### Entries from a dataset:

==================================================

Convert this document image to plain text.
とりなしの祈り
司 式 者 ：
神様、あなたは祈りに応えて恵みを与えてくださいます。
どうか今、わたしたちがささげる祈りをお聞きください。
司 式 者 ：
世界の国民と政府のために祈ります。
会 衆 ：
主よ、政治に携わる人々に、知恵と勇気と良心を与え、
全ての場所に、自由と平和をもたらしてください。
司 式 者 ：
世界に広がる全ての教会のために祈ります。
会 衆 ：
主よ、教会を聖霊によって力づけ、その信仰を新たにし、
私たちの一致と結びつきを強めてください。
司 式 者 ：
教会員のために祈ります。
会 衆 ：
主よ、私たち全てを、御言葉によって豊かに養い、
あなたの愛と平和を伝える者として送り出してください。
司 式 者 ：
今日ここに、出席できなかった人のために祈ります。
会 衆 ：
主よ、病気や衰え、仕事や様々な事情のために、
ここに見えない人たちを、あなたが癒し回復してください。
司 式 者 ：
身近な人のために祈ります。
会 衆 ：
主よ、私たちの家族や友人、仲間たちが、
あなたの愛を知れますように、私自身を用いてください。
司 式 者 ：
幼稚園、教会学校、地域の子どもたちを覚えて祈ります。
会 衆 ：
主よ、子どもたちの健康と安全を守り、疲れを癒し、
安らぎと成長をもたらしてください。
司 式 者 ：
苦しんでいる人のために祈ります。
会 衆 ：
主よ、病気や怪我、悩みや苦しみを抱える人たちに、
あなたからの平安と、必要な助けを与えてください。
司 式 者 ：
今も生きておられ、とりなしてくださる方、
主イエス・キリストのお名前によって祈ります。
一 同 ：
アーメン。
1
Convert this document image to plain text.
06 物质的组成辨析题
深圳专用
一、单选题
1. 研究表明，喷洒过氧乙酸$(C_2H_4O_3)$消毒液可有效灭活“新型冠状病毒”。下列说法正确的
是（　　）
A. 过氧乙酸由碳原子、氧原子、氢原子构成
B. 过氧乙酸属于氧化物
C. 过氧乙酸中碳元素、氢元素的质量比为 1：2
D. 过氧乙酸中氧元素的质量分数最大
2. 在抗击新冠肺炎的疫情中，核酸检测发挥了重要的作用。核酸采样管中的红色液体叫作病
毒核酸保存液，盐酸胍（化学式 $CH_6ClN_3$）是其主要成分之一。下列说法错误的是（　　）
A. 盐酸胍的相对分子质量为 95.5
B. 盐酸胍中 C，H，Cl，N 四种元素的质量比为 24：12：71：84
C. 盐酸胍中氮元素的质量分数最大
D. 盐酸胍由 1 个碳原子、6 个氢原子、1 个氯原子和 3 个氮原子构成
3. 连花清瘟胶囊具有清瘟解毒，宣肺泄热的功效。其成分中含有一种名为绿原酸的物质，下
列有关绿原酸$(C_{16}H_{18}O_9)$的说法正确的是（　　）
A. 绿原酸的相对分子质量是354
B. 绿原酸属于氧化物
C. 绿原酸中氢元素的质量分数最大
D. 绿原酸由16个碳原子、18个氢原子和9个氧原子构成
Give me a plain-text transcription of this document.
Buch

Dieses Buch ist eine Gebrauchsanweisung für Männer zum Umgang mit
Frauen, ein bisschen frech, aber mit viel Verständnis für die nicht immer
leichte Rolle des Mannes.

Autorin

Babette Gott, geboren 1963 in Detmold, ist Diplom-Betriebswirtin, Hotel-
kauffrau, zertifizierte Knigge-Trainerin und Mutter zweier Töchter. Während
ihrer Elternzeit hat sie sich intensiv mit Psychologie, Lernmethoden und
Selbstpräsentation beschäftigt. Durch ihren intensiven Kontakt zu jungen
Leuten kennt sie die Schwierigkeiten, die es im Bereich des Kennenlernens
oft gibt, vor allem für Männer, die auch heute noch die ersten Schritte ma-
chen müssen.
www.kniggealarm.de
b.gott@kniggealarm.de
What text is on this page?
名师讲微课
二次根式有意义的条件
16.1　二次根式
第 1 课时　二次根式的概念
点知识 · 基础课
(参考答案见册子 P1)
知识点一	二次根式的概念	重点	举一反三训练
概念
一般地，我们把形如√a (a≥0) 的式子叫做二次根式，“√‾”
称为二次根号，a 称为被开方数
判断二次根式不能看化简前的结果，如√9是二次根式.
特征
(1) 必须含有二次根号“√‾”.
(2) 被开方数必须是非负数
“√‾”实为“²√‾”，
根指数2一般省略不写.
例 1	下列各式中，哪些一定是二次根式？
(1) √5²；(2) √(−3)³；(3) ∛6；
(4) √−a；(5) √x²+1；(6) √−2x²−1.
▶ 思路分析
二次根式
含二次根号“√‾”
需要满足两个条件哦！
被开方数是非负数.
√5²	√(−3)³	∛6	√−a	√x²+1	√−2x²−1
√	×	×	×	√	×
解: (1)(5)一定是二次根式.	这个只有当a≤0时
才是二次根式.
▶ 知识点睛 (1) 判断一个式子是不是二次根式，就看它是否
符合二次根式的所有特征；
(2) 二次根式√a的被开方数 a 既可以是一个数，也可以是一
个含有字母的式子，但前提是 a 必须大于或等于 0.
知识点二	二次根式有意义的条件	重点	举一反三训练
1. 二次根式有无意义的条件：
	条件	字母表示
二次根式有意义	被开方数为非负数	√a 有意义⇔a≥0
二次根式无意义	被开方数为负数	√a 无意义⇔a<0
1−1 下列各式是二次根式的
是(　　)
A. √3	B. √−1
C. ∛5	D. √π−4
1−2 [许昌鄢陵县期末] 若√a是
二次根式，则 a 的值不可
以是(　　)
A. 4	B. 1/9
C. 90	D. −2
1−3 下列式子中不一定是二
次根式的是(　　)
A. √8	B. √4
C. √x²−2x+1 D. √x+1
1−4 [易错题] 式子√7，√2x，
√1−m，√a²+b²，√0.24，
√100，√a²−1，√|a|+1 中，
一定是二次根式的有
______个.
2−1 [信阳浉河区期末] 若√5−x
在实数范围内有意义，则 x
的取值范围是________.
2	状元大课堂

==================================================

### Written instruction:
From the listing above, copy every line that holds the string "text".

### Response for this exercise:
Convert this document image to plain text.
Convert this document image to plain text.
Give me a plain-text transcription of this document.
What text is on this page?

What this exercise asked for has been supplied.